Make an exact copy of the entries, and keep any pictures out of it.

** Begin LISTED RECORDS **

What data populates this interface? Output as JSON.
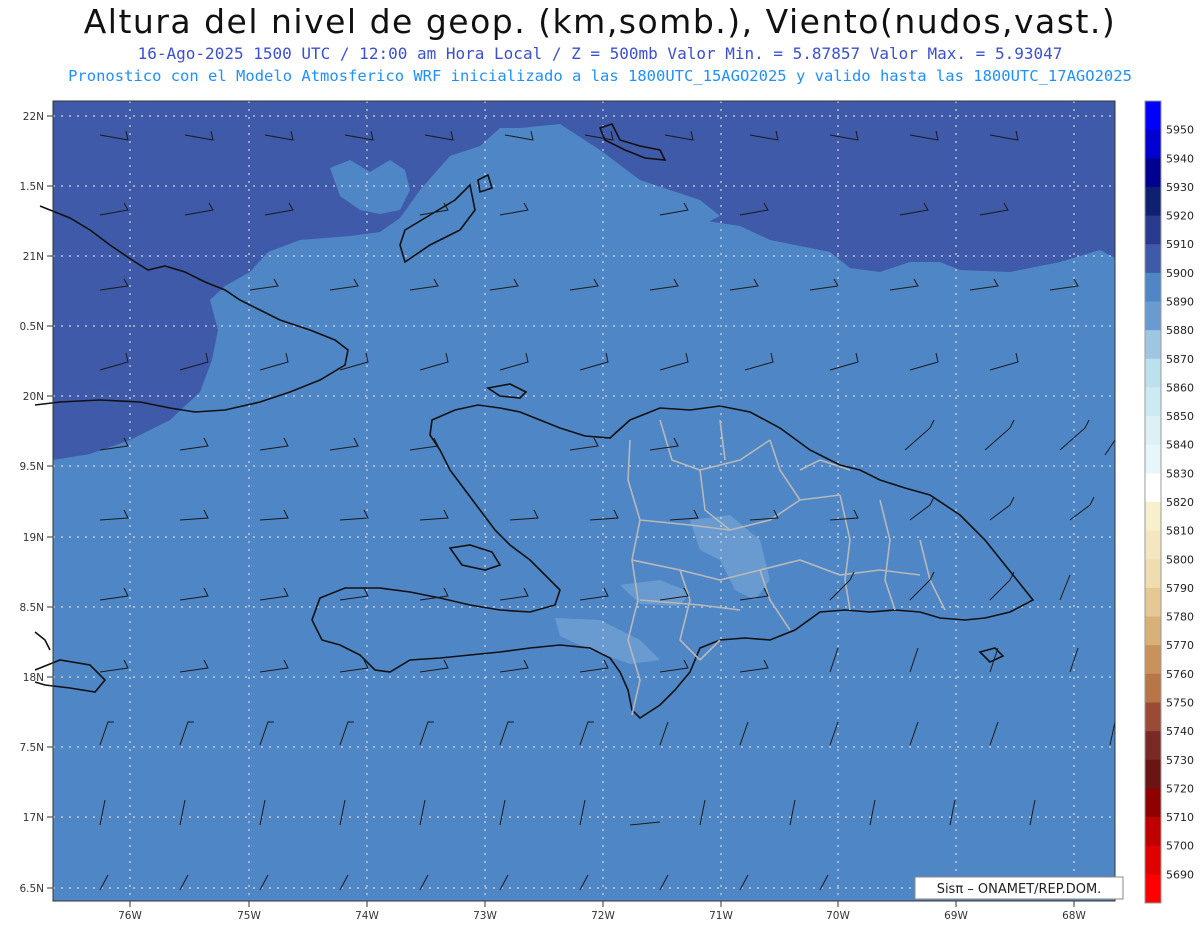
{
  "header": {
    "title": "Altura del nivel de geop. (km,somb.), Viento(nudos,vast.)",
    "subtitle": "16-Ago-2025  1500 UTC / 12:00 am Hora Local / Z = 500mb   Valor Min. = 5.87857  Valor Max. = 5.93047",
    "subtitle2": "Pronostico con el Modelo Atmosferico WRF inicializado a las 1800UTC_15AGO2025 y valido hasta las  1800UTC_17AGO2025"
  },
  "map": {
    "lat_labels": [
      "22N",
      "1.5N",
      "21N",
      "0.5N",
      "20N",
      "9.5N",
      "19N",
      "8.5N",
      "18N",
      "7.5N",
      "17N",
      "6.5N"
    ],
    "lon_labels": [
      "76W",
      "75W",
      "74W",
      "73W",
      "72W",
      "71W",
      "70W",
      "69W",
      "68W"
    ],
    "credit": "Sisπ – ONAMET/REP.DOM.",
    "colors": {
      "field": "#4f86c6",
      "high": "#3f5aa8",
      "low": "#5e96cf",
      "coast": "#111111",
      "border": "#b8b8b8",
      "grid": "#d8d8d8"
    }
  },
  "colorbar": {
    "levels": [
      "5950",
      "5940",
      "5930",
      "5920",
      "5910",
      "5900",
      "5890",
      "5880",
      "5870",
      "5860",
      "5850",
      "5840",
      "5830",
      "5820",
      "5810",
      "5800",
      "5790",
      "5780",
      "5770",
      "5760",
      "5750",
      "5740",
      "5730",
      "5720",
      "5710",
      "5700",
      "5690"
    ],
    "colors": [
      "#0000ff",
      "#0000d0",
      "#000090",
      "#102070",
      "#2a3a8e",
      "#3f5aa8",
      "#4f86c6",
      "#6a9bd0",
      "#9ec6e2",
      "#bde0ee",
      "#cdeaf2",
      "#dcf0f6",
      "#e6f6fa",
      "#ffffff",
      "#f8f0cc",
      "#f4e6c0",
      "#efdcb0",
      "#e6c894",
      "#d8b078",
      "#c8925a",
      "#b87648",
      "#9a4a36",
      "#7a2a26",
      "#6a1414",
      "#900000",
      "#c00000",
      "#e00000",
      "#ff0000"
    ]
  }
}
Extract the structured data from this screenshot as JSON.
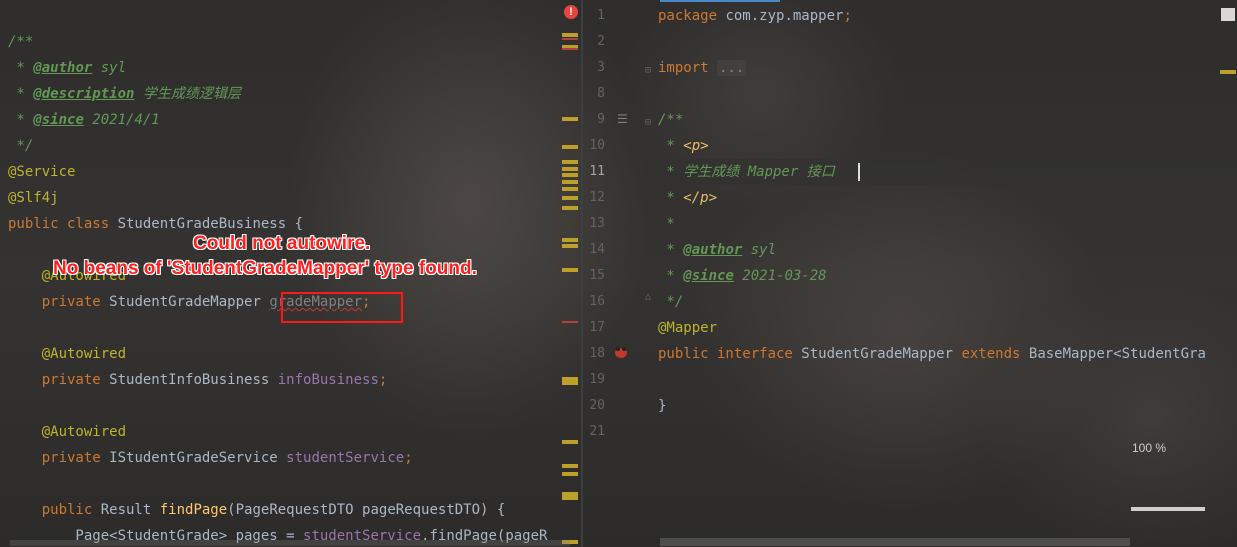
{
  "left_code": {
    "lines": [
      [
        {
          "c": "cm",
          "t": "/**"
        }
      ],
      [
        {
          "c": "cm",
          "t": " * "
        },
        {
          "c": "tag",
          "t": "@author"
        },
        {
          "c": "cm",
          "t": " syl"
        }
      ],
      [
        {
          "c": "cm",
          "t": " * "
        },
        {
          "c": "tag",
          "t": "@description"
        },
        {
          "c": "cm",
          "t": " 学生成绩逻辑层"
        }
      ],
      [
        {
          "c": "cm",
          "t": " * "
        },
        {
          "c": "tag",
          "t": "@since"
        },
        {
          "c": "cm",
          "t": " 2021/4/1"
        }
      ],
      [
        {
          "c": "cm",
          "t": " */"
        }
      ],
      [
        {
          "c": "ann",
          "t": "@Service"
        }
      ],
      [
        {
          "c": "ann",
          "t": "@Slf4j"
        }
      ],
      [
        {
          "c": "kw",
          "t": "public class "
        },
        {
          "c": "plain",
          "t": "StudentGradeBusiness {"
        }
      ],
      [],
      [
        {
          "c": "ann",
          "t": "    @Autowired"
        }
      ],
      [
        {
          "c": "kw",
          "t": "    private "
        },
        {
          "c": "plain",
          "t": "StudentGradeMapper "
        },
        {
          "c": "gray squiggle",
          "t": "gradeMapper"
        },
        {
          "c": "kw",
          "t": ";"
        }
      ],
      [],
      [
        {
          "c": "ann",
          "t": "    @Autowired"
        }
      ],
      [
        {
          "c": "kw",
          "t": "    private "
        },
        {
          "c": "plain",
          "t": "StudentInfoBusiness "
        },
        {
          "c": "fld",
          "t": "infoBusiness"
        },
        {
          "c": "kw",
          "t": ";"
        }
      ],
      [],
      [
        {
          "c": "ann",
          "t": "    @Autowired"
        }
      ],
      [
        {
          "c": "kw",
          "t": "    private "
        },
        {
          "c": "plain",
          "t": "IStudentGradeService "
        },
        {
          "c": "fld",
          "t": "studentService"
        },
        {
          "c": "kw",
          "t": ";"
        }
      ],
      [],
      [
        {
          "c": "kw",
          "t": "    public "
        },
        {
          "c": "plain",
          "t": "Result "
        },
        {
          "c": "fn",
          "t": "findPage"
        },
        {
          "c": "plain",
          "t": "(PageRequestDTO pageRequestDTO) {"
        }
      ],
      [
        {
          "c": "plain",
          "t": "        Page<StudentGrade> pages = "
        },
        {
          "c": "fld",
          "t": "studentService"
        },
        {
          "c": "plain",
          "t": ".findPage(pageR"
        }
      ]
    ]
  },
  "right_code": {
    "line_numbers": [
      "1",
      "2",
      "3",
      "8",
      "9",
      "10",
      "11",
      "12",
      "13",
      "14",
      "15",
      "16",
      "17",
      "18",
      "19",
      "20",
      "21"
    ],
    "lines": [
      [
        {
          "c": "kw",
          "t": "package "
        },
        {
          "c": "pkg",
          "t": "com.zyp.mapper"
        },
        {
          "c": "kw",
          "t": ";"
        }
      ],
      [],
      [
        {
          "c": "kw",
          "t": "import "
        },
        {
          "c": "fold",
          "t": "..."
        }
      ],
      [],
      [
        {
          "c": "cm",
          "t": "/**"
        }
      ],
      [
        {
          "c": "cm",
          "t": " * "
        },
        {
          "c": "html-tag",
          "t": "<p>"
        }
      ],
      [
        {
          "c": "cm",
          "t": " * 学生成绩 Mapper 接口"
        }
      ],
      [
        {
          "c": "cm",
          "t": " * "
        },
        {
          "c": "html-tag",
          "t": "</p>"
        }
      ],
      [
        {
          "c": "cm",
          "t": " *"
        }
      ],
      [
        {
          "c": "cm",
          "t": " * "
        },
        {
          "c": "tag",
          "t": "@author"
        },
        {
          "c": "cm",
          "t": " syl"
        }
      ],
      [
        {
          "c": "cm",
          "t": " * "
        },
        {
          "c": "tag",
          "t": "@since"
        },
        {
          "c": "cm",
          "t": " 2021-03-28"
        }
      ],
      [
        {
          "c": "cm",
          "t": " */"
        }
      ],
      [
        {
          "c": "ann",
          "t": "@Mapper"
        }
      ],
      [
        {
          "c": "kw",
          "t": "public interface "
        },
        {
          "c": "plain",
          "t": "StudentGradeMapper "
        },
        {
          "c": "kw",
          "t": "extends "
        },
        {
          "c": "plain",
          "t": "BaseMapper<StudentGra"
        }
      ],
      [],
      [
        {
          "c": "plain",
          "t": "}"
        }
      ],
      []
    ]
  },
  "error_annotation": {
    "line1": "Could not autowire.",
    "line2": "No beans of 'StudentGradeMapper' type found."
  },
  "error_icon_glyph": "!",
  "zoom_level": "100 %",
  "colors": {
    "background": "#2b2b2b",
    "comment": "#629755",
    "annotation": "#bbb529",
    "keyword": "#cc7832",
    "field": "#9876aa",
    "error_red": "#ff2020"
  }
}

** End LISTED RECORDS **

FINAL ANSWER —
What data populates this interface? Output as JSON.
{
  "header": {
    "title": "Altura del nivel de geop. (km,somb.), Viento(nudos,vast.)",
    "subtitle": "16-Ago-2025  1500 UTC / 12:00 am Hora Local / Z = 500mb   Valor Min. = 5.87857  Valor Max. = 5.93047",
    "subtitle2": "Pronostico con el Modelo Atmosferico WRF inicializado a las 1800UTC_15AGO2025 y valido hasta las  1800UTC_17AGO2025"
  },
  "map": {
    "lat_labels": [
      "22N",
      "1.5N",
      "21N",
      "0.5N",
      "20N",
      "9.5N",
      "19N",
      "8.5N",
      "18N",
      "7.5N",
      "17N",
      "6.5N"
    ],
    "lon_labels": [
      "76W",
      "75W",
      "74W",
      "73W",
      "72W",
      "71W",
      "70W",
      "69W",
      "68W"
    ],
    "credit": "Sisπ – ONAMET/REP.DOM.",
    "colors": {
      "field": "#4f86c6",
      "high": "#3f5aa8",
      "low": "#5e96cf",
      "coast": "#111111",
      "border": "#b8b8b8",
      "grid": "#d8d8d8"
    }
  },
  "colorbar": {
    "levels": [
      "5950",
      "5940",
      "5930",
      "5920",
      "5910",
      "5900",
      "5890",
      "5880",
      "5870",
      "5860",
      "5850",
      "5840",
      "5830",
      "5820",
      "5810",
      "5800",
      "5790",
      "5780",
      "5770",
      "5760",
      "5750",
      "5740",
      "5730",
      "5720",
      "5710",
      "5700",
      "5690"
    ],
    "colors": [
      "#0000ff",
      "#0000d0",
      "#000090",
      "#102070",
      "#2a3a8e",
      "#3f5aa8",
      "#4f86c6",
      "#6a9bd0",
      "#9ec6e2",
      "#bde0ee",
      "#cdeaf2",
      "#dcf0f6",
      "#e6f6fa",
      "#ffffff",
      "#f8f0cc",
      "#f4e6c0",
      "#efdcb0",
      "#e6c894",
      "#d8b078",
      "#c8925a",
      "#b87648",
      "#9a4a36",
      "#7a2a26",
      "#6a1414",
      "#900000",
      "#c00000",
      "#e00000",
      "#ff0000"
    ]
  }
}
Extract the structured data from this screenshot as JSON.
{
  "left_code": {
    "lines": [
      [
        {
          "c": "cm",
          "t": "/**"
        }
      ],
      [
        {
          "c": "cm",
          "t": " * "
        },
        {
          "c": "tag",
          "t": "@author"
        },
        {
          "c": "cm",
          "t": " syl"
        }
      ],
      [
        {
          "c": "cm",
          "t": " * "
        },
        {
          "c": "tag",
          "t": "@description"
        },
        {
          "c": "cm",
          "t": " 学生成绩逻辑层"
        }
      ],
      [
        {
          "c": "cm",
          "t": " * "
        },
        {
          "c": "tag",
          "t": "@since"
        },
        {
          "c": "cm",
          "t": " 2021/4/1"
        }
      ],
      [
        {
          "c": "cm",
          "t": " */"
        }
      ],
      [
        {
          "c": "ann",
          "t": "@Service"
        }
      ],
      [
        {
          "c": "ann",
          "t": "@Slf4j"
        }
      ],
      [
        {
          "c": "kw",
          "t": "public class "
        },
        {
          "c": "plain",
          "t": "StudentGradeBusiness {"
        }
      ],
      [],
      [
        {
          "c": "ann",
          "t": "    @Autowired"
        }
      ],
      [
        {
          "c": "kw",
          "t": "    private "
        },
        {
          "c": "plain",
          "t": "StudentGradeMapper "
        },
        {
          "c": "gray squiggle",
          "t": "gradeMapper"
        },
        {
          "c": "kw",
          "t": ";"
        }
      ],
      [],
      [
        {
          "c": "ann",
          "t": "    @Autowired"
        }
      ],
      [
        {
          "c": "kw",
          "t": "    private "
        },
        {
          "c": "plain",
          "t": "StudentInfoBusiness "
        },
        {
          "c": "fld",
          "t": "infoBusiness"
        },
        {
          "c": "kw",
          "t": ";"
        }
      ],
      [],
      [
        {
          "c": "ann",
          "t": "    @Autowired"
        }
      ],
      [
        {
          "c": "kw",
          "t": "    private "
        },
        {
          "c": "plain",
          "t": "IStudentGradeService "
        },
        {
          "c": "fld",
          "t": "studentService"
        },
        {
          "c": "kw",
          "t": ";"
        }
      ],
      [],
      [
        {
          "c": "kw",
          "t": "    public "
        },
        {
          "c": "plain",
          "t": "Result "
        },
        {
          "c": "fn",
          "t": "findPage"
        },
        {
          "c": "plain",
          "t": "(PageRequestDTO pageRequestDTO) {"
        }
      ],
      [
        {
          "c": "plain",
          "t": "        Page<StudentGrade> pages = "
        },
        {
          "c": "fld",
          "t": "studentService"
        },
        {
          "c": "plain",
          "t": ".findPage(pageR"
        }
      ]
    ]
  },
  "right_code": {
    "line_numbers": [
      "1",
      "2",
      "3",
      "8",
      "9",
      "10",
      "11",
      "12",
      "13",
      "14",
      "15",
      "16",
      "17",
      "18",
      "19",
      "20",
      "21"
    ],
    "lines": [
      [
        {
          "c": "kw",
          "t": "package "
        },
        {
          "c": "pkg",
          "t": "com.zyp.mapper"
        },
        {
          "c": "kw",
          "t": ";"
        }
      ],
      [],
      [
        {
          "c": "kw",
          "t": "import "
        },
        {
          "c": "fold",
          "t": "..."
        }
      ],
      [],
      [
        {
          "c": "cm",
          "t": "/**"
        }
      ],
      [
        {
          "c": "cm",
          "t": " * "
        },
        {
          "c": "html-tag",
          "t": "<p>"
        }
      ],
      [
        {
          "c": "cm",
          "t": " * 学生成绩 Mapper 接口"
        }
      ],
      [
        {
          "c": "cm",
          "t": " * "
        },
        {
          "c": "html-tag",
          "t": "</p>"
        }
      ],
      [
        {
          "c": "cm",
          "t": " *"
        }
      ],
      [
        {
          "c": "cm",
          "t": " * "
        },
        {
          "c": "tag",
          "t": "@author"
        },
        {
          "c": "cm",
          "t": " syl"
        }
      ],
      [
        {
          "c": "cm",
          "t": " * "
        },
        {
          "c": "tag",
          "t": "@since"
        },
        {
          "c": "cm",
          "t": " 2021-03-28"
        }
      ],
      [
        {
          "c": "cm",
          "t": " */"
        }
      ],
      [
        {
          "c": "ann",
          "t": "@Mapper"
        }
      ],
      [
        {
          "c": "kw",
          "t": "public interface "
        },
        {
          "c": "plain",
          "t": "StudentGradeMapper "
        },
        {
          "c": "kw",
          "t": "extends "
        },
        {
          "c": "plain",
          "t": "BaseMapper<StudentGra"
        }
      ],
      [],
      [
        {
          "c": "plain",
          "t": "}"
        }
      ],
      []
    ]
  },
  "error_annotation": {
    "line1": "Could not autowire.",
    "line2": "No beans of 'StudentGradeMapper' type found."
  },
  "error_icon_glyph": "!",
  "zoom_level": "100 %",
  "colors": {
    "background": "#2b2b2b",
    "comment": "#629755",
    "annotation": "#bbb529",
    "keyword": "#cc7832",
    "field": "#9876aa",
    "error_red": "#ff2020"
  }
}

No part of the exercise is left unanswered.